Problem to work on |
The entries below should be transcribed in their entirety, exactly as written.

Records excerpted from a collection:
>>>>

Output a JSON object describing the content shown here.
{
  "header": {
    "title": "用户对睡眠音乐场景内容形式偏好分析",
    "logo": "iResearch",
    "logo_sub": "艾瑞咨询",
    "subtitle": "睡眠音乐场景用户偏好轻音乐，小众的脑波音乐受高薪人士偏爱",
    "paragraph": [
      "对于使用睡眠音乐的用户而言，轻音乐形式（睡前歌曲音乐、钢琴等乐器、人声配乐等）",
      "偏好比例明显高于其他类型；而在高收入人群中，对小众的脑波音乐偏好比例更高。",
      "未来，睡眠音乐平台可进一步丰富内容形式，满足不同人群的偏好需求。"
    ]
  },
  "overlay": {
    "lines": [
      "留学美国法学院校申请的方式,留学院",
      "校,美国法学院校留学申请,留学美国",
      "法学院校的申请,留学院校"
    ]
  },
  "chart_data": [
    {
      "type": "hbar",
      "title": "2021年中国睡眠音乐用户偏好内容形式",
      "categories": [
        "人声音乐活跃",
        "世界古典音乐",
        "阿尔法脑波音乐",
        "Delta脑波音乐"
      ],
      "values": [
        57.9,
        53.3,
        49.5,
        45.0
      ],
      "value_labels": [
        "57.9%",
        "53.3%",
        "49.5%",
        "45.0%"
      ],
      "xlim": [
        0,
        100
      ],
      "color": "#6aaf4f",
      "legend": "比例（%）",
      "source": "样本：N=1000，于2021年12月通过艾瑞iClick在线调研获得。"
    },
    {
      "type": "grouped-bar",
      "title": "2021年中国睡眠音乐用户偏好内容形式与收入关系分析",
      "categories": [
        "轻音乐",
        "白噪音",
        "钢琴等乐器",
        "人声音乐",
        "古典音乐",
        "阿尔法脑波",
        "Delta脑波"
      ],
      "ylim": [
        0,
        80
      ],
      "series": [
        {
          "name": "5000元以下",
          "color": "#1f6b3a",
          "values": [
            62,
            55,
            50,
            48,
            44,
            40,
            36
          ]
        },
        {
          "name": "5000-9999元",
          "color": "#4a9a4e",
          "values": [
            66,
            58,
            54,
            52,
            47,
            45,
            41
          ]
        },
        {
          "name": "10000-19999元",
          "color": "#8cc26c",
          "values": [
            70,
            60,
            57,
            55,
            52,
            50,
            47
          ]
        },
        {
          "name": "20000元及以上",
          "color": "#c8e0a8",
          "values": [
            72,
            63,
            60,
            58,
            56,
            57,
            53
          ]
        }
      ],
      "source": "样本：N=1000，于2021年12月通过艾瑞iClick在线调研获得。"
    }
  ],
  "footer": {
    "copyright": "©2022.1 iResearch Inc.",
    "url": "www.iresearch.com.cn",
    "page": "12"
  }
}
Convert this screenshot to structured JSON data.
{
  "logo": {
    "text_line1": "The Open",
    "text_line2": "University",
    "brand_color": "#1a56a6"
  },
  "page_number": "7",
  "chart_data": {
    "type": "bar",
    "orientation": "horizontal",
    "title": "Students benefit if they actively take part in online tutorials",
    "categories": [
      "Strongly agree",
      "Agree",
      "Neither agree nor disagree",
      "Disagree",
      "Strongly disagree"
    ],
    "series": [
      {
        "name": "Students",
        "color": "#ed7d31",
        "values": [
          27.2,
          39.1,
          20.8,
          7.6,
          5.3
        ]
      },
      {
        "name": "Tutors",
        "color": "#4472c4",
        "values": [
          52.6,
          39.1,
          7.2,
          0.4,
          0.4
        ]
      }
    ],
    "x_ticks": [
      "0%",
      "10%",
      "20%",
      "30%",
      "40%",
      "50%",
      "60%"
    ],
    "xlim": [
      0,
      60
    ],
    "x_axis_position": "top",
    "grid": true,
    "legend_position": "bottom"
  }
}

<<<<

Answer to the exercise |
Output a JSON object describing the content shown here.
{
  "header": {
    "title": "用户对睡眠音乐场景内容形式偏好分析",
    "logo": "iResearch",
    "logo_sub": "艾瑞咨询",
    "subtitle": "睡眠音乐场景用户偏好轻音乐，小众的脑波音乐受高薪人士偏爱",
    "paragraph": [
      "对于使用睡眠音乐的用户而言，轻音乐形式（睡前歌曲音乐、钢琴等乐器、人声配乐等）",
      "偏好比例明显高于其他类型；而在高收入人群中，对小众的脑波音乐偏好比例更高。",
      "未来，睡眠音乐平台可进一步丰富内容形式，满足不同人群的偏好需求。"
    ]
  },
  "overlay": {
    "lines": [
      "留学美国法学院校申请的方式,留学院",
      "校,美国法学院校留学申请,留学美国",
      "法学院校的申请,留学院校"
    ]
  },
  "chart_data": [
    {
      "type": "hbar",
      "title": "2021年中国睡眠音乐用户偏好内容形式",
      "categories": [
        "人声音乐活跃",
        "世界古典音乐",
        "阿尔法脑波音乐",
        "Delta脑波音乐"
      ],
      "values": [
        57.9,
        53.3,
        49.5,
        45.0
      ],
      "value_labels": [
        "57.9%",
        "53.3%",
        "49.5%",
        "45.0%"
      ],
      "xlim": [
        0,
        100
      ],
      "color": "#6aaf4f",
      "legend": "比例（%）",
      "source": "样本：N=1000，于2021年12月通过艾瑞iClick在线调研获得。"
    },
    {
      "type": "grouped-bar",
      "title": "2021年中国睡眠音乐用户偏好内容形式与收入关系分析",
      "categories": [
        "轻音乐",
        "白噪音",
        "钢琴等乐器",
        "人声音乐",
        "古典音乐",
        "阿尔法脑波",
        "Delta脑波"
      ],
      "ylim": [
        0,
        80
      ],
      "series": [
        {
          "name": "5000元以下",
          "color": "#1f6b3a",
          "values": [
            62,
            55,
            50,
            48,
            44,
            40,
            36
          ]
        },
        {
          "name": "5000-9999元",
          "color": "#4a9a4e",
          "values": [
            66,
            58,
            54,
            52,
            47,
            45,
            41
          ]
        },
        {
          "name": "10000-19999元",
          "color": "#8cc26c",
          "values": [
            70,
            60,
            57,
            55,
            52,
            50,
            47
          ]
        },
        {
          "name": "20000元及以上",
          "color": "#c8e0a8",
          "values": [
            72,
            63,
            60,
            58,
            56,
            57,
            53
          ]
        }
      ],
      "source": "样本：N=1000，于2021年12月通过艾瑞iClick在线调研获得。"
    }
  ],
  "footer": {
    "copyright": "©2022.1 iResearch Inc.",
    "url": "www.iresearch.com.cn",
    "page": "12"
  }
}
Convert this screenshot to structured JSON data.
{
  "logo": {
    "text_line1": "The Open",
    "text_line2": "University",
    "brand_color": "#1a56a6"
  },
  "page_number": "7",
  "chart_data": {
    "type": "bar",
    "orientation": "horizontal",
    "title": "Students benefit if they actively take part in online tutorials",
    "categories": [
      "Strongly agree",
      "Agree",
      "Neither agree nor disagree",
      "Disagree",
      "Strongly disagree"
    ],
    "series": [
      {
        "name": "Students",
        "color": "#ed7d31",
        "values": [
          27.2,
          39.1,
          20.8,
          7.6,
          5.3
        ]
      },
      {
        "name": "Tutors",
        "color": "#4472c4",
        "values": [
          52.6,
          39.1,
          7.2,
          0.4,
          0.4
        ]
      }
    ],
    "x_ticks": [
      "0%",
      "10%",
      "20%",
      "30%",
      "40%",
      "50%",
      "60%"
    ],
    "xlim": [
      0,
      60
    ],
    "x_axis_position": "top",
    "grid": true,
    "legend_position": "bottom"
  }
}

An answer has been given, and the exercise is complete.